◆ **Extracted data**:
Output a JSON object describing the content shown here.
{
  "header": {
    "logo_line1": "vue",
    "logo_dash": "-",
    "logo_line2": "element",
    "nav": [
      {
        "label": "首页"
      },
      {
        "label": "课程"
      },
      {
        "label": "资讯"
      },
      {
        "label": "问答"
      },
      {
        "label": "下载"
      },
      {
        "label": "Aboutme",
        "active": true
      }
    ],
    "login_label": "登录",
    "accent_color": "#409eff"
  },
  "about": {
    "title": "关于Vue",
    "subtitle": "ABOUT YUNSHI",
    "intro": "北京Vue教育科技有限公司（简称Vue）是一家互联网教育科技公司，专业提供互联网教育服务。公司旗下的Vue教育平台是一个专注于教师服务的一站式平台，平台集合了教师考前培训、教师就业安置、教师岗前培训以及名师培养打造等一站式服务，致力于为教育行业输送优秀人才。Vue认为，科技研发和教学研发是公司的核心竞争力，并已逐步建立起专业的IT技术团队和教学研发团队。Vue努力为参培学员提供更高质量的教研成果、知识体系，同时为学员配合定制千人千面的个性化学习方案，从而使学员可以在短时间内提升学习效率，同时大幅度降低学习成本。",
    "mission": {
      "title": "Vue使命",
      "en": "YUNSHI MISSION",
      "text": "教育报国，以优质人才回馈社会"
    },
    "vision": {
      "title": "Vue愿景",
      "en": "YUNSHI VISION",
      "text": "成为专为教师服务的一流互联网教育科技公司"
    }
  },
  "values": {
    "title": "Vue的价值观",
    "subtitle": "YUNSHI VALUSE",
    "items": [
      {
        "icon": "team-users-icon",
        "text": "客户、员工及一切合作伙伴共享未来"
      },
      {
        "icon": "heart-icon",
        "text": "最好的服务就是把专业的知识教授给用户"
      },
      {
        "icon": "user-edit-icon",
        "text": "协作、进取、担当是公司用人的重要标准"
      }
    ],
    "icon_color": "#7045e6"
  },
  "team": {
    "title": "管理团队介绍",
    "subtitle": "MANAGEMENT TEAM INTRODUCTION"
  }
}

◆ **Given request**:
Only lines with the word "text" should be collected from the material.

◆ **Exercise solution**:
      "text": "教育报国，以优质人才回馈社会"
      "text": "成为专为教师服务的一流互联网教育科技公司"
        "text": "客户、员工及一切合作伙伴共享未来"
        "text": "最好的服务就是把专业的知识教授给用户"
        "text": "协作、进取、担当是公司用人的重要标准"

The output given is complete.